**TASK TO CARRY OUT**
Locate the lines where "shown" occurs and copy them as they stand.

**DATASET ROWS**
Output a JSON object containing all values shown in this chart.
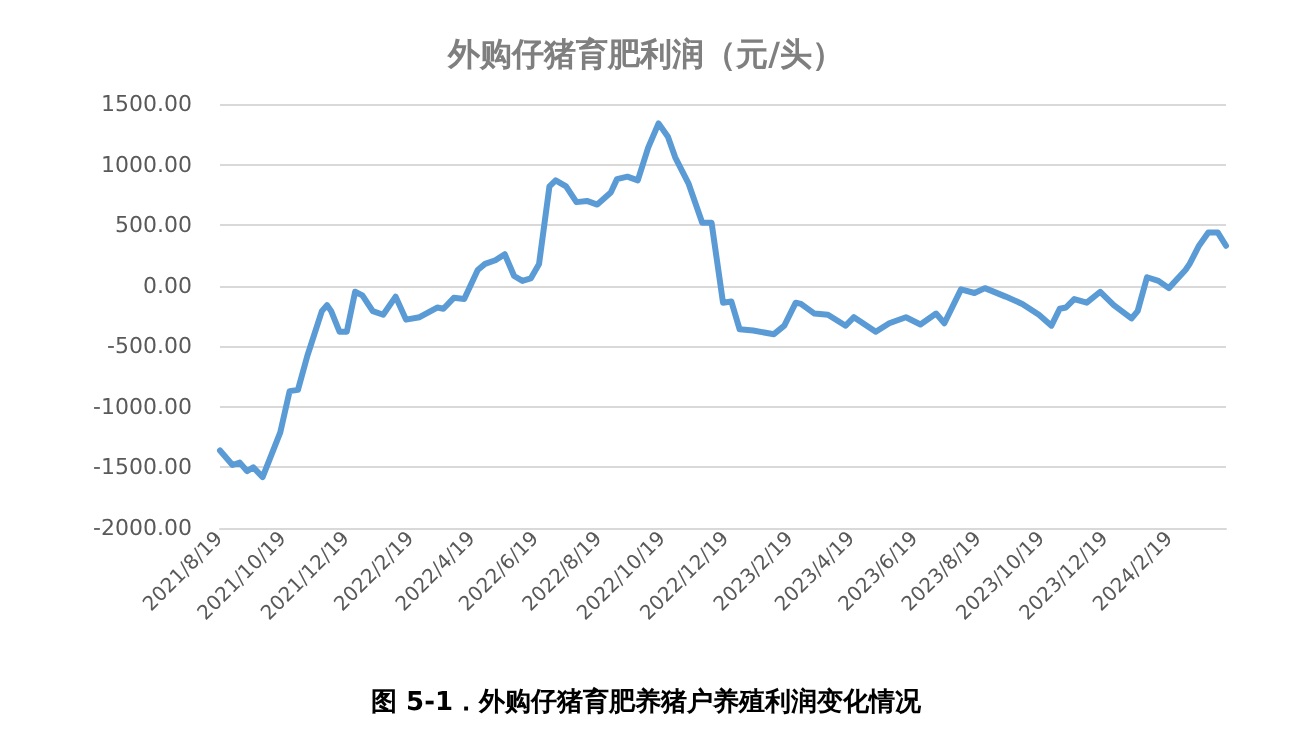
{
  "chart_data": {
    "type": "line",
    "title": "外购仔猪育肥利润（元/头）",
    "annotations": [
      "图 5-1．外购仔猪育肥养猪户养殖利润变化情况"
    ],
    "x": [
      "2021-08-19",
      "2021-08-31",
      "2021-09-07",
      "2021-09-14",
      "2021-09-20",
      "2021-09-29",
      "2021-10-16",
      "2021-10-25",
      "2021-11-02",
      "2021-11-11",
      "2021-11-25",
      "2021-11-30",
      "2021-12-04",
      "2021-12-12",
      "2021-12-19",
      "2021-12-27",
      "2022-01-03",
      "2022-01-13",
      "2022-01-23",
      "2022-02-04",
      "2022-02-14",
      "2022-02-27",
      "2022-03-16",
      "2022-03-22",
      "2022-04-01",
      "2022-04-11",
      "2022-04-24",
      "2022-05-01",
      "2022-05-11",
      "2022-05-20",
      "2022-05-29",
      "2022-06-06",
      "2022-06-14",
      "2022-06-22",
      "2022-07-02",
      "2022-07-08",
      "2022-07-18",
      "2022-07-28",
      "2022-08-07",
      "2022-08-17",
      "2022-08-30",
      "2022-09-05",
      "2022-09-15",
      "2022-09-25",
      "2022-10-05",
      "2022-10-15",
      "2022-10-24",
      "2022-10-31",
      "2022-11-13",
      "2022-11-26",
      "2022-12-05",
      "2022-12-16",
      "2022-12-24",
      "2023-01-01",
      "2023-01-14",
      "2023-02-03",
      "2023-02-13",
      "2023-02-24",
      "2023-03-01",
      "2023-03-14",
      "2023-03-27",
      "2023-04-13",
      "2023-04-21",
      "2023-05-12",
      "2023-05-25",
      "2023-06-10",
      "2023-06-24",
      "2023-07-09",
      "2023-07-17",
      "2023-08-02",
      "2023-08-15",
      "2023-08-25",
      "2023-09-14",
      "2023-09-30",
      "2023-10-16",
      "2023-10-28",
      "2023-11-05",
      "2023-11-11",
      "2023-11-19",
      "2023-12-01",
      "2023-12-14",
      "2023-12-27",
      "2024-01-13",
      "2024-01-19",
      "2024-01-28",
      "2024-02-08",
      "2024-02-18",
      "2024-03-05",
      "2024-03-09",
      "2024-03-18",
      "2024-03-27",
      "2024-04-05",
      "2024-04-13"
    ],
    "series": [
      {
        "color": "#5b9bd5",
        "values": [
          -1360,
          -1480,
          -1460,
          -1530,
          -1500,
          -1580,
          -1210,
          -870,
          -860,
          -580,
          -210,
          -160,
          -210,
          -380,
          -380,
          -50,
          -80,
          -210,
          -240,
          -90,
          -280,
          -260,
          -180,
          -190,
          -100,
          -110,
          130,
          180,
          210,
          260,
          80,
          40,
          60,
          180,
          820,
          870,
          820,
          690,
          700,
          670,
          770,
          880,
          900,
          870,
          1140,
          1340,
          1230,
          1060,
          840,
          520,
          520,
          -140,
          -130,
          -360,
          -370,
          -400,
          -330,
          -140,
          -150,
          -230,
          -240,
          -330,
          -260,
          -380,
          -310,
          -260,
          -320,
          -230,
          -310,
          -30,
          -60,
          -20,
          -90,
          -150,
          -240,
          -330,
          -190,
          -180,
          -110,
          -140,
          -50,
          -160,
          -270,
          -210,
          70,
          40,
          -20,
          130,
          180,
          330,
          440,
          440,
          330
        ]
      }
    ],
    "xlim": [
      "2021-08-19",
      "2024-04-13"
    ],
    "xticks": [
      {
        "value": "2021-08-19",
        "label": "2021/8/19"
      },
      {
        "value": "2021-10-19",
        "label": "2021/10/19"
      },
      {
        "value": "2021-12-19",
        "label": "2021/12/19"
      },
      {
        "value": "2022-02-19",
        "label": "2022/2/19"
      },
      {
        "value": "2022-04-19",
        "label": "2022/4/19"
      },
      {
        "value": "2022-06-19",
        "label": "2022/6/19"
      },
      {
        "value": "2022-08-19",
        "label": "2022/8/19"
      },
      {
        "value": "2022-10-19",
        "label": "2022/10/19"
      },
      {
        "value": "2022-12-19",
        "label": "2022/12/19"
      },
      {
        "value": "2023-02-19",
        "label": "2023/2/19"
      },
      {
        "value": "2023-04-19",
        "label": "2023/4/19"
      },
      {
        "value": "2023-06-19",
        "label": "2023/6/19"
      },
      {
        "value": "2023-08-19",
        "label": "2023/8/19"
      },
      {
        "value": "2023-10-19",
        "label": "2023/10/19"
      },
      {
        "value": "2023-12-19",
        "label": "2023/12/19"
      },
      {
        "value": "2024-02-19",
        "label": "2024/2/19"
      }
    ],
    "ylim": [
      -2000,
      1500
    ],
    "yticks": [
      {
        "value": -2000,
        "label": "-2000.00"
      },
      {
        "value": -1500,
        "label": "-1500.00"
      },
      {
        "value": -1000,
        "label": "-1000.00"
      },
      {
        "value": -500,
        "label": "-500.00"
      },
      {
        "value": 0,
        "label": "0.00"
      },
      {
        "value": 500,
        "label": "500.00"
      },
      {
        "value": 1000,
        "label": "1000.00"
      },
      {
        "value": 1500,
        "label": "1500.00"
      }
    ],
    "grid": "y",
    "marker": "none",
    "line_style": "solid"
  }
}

--

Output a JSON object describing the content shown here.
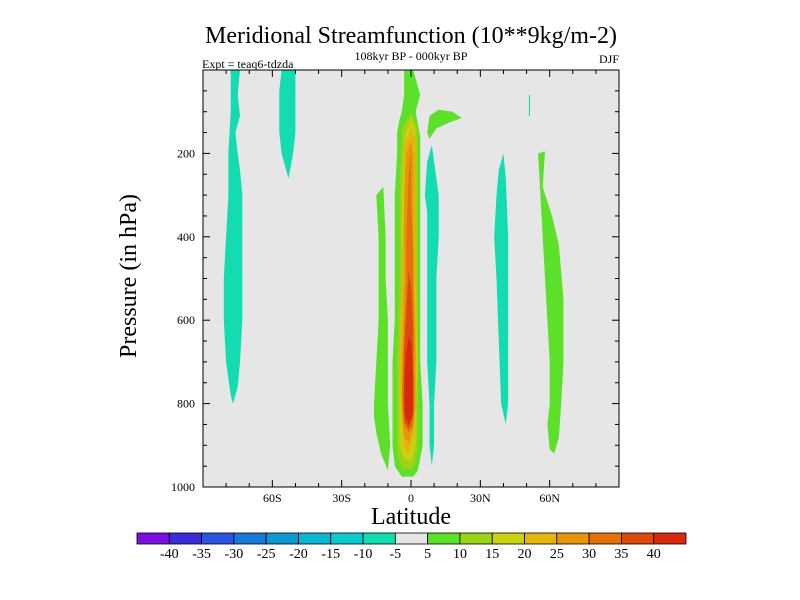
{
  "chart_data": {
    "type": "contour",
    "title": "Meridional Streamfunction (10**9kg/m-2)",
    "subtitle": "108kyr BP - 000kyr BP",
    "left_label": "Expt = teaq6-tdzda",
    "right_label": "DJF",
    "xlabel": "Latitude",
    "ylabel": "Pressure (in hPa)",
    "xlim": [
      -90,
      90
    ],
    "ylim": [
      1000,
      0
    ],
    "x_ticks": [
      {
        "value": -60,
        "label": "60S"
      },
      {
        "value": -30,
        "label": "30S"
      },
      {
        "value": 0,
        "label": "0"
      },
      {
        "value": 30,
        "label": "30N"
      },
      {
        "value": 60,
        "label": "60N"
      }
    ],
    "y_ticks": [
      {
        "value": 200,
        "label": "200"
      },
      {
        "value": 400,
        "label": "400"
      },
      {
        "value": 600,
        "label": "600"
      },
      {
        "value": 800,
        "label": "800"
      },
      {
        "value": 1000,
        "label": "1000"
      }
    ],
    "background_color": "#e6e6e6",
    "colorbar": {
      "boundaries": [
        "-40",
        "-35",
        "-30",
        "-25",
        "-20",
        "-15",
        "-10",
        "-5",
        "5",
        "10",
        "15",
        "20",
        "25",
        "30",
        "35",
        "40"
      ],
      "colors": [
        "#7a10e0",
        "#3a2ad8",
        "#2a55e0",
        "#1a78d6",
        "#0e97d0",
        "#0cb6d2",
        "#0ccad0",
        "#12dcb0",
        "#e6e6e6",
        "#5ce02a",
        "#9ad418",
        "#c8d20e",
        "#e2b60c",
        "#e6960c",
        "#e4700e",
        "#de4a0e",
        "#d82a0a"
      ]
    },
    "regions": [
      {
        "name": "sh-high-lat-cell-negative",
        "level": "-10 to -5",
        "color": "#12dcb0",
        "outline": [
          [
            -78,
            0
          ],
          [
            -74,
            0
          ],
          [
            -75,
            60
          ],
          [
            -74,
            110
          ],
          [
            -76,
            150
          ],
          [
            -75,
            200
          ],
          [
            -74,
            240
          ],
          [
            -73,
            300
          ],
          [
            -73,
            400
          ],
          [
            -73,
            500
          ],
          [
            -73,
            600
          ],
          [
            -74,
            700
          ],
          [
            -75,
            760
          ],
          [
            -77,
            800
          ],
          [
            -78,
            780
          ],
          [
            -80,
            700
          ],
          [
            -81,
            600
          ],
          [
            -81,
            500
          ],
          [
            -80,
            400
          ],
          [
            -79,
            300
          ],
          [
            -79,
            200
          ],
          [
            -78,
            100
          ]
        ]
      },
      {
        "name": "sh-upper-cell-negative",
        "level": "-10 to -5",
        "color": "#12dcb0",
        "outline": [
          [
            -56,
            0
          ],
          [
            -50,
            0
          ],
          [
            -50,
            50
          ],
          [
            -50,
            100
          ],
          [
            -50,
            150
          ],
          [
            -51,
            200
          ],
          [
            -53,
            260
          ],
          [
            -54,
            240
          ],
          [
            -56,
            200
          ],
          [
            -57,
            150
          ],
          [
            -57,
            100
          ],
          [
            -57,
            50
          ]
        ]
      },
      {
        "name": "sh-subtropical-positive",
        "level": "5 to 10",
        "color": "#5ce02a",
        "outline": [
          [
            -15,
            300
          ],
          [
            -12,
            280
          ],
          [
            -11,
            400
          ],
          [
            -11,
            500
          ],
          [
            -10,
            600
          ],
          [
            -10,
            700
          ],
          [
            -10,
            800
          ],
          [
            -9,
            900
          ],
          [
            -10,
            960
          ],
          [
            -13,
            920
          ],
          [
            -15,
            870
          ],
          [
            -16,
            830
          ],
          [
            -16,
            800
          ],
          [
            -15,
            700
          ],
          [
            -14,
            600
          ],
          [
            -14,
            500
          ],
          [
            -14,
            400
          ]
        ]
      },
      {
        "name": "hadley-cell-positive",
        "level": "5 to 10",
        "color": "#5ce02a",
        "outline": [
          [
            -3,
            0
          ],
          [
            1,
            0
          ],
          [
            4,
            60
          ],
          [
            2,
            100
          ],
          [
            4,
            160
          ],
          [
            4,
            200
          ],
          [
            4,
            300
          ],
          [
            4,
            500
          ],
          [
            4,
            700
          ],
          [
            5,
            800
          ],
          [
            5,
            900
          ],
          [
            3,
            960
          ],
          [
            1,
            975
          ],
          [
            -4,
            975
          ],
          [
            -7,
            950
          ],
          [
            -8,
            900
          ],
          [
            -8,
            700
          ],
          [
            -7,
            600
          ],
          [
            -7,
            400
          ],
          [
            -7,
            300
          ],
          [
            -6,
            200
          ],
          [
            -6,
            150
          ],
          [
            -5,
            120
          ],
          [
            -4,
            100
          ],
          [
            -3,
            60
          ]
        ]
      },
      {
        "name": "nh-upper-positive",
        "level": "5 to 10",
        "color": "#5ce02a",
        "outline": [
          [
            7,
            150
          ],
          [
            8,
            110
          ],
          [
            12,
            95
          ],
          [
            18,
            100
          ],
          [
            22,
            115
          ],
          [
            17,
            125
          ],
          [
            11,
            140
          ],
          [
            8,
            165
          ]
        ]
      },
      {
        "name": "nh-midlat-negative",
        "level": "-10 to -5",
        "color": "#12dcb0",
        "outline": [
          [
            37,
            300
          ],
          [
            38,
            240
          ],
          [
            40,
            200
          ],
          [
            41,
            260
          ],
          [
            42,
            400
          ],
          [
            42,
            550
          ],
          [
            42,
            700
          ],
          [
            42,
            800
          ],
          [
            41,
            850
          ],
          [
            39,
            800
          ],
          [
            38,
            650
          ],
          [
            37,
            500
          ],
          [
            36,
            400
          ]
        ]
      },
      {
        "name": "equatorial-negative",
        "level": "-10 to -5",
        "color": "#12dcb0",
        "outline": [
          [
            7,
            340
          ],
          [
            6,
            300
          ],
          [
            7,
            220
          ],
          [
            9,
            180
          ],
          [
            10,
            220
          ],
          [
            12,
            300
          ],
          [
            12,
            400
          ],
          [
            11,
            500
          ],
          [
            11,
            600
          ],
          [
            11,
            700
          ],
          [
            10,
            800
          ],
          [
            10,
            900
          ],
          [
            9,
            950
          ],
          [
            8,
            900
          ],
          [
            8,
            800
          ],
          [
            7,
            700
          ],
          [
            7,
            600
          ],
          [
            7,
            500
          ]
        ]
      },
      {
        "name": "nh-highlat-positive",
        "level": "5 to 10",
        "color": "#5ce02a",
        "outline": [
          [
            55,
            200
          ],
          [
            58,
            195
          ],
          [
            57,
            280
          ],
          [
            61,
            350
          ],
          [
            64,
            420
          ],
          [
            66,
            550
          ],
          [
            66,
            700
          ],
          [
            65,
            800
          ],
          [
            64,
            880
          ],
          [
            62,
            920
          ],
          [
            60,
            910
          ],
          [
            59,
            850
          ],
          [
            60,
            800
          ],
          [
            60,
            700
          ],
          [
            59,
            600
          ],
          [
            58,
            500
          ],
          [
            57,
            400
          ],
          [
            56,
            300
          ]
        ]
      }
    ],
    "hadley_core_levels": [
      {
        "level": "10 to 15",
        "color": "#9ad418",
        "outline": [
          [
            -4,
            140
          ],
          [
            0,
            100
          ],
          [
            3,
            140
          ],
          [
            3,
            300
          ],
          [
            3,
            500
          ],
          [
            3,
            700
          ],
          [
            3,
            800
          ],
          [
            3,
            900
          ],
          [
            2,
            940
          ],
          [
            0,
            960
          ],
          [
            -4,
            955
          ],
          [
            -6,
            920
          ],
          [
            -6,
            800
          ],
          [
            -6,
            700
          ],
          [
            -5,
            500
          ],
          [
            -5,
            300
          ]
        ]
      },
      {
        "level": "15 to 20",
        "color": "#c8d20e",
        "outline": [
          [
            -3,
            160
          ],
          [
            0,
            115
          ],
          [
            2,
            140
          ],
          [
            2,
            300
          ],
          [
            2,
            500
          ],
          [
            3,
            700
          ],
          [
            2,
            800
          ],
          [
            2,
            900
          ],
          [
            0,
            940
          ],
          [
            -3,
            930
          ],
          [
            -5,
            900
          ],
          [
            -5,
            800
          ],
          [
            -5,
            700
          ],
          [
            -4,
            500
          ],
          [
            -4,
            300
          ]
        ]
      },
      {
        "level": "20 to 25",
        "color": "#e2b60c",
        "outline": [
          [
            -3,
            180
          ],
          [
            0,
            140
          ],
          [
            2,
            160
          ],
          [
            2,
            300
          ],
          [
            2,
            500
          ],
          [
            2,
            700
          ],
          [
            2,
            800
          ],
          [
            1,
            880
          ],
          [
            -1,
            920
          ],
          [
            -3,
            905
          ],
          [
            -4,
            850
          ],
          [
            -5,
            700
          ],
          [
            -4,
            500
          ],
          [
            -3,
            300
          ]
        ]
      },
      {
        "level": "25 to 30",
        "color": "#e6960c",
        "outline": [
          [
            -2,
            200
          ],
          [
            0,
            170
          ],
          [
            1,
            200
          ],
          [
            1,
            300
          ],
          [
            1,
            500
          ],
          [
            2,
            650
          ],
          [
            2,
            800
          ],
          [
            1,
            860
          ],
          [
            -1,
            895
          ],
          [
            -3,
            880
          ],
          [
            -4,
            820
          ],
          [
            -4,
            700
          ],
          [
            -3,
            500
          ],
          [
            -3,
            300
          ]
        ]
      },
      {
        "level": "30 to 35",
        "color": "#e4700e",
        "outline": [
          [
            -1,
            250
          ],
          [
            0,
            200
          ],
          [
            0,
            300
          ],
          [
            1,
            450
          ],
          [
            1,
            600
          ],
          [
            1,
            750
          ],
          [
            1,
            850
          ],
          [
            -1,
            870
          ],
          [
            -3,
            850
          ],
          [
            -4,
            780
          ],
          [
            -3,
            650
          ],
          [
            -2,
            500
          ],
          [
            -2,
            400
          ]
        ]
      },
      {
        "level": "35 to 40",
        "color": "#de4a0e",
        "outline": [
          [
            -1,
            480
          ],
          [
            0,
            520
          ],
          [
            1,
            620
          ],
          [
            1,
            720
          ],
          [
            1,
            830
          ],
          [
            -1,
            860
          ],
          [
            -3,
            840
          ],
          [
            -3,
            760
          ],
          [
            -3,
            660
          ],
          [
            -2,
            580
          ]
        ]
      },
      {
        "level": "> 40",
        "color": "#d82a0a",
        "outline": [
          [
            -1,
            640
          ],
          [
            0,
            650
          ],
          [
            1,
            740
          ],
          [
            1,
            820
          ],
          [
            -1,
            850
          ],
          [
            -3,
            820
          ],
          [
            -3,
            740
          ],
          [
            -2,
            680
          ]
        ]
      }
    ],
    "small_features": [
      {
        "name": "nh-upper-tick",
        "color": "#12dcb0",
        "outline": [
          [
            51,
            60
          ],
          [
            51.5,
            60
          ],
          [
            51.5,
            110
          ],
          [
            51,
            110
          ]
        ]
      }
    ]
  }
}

**WRITTEN SOLUTION**
Output a JSON object containing all values shown in this chart.
Output a JSON object describing the content shown here.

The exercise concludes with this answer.